Stated problem: Work out how many lines of the material below mention the word "JSON"; reply with the number only.

The data:

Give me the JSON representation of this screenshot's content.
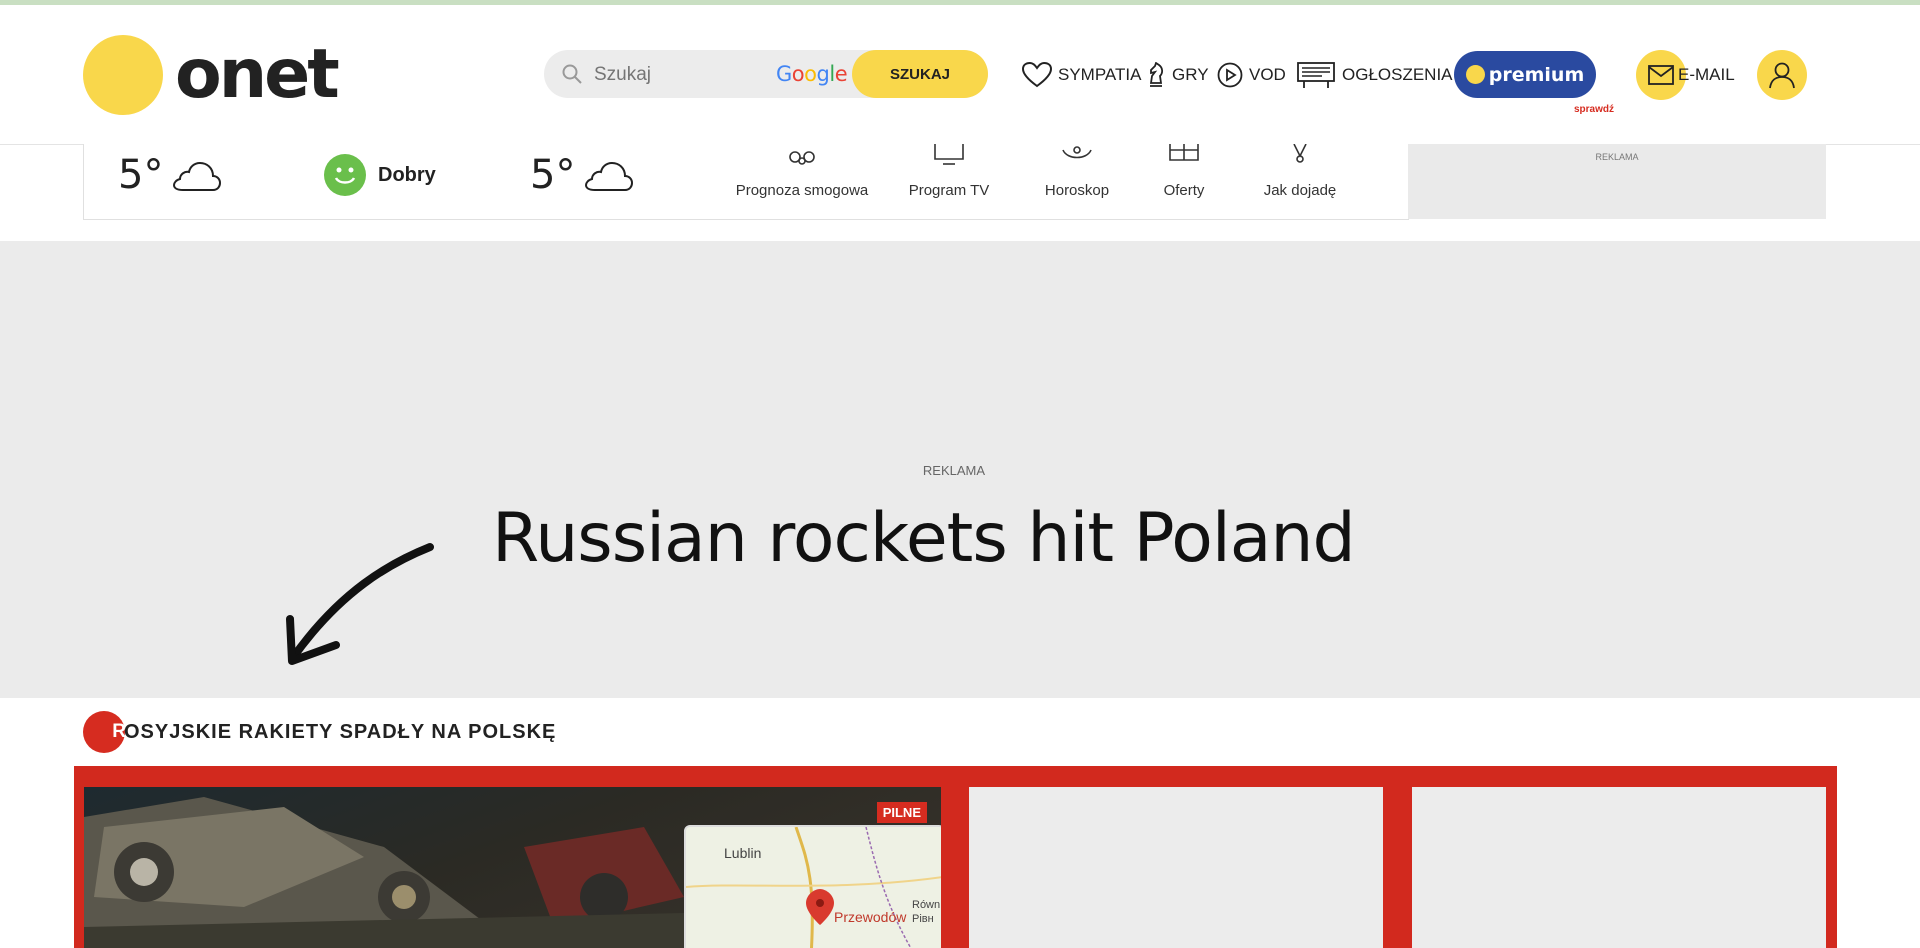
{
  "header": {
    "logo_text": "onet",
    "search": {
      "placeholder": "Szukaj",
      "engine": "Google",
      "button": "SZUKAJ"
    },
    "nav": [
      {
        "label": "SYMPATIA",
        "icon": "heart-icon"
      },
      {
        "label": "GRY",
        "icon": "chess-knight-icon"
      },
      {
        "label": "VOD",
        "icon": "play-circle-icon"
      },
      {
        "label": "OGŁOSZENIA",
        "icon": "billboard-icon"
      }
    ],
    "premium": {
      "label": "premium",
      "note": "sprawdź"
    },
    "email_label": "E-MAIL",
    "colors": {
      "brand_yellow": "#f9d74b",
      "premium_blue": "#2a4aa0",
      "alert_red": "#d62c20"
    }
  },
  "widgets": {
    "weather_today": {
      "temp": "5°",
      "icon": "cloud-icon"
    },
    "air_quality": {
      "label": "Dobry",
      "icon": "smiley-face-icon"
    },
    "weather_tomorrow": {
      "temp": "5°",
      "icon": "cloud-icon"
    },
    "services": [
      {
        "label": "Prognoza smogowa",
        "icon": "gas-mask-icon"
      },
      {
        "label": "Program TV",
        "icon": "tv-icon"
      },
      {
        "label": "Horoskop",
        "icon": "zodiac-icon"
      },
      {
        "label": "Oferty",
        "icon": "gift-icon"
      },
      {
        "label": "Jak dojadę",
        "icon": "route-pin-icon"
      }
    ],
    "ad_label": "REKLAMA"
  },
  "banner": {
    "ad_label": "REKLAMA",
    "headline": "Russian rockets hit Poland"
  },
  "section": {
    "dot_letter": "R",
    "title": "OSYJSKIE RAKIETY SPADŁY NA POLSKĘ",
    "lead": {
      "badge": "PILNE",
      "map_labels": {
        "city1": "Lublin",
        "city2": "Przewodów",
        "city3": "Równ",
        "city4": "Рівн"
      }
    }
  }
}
---
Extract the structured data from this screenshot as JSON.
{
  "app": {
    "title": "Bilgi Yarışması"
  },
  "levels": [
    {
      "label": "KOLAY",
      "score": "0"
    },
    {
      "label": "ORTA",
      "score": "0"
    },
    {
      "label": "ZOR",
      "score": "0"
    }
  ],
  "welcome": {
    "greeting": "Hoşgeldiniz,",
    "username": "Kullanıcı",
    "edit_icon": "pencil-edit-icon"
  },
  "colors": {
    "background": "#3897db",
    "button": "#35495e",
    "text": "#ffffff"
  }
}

Worked solution: 2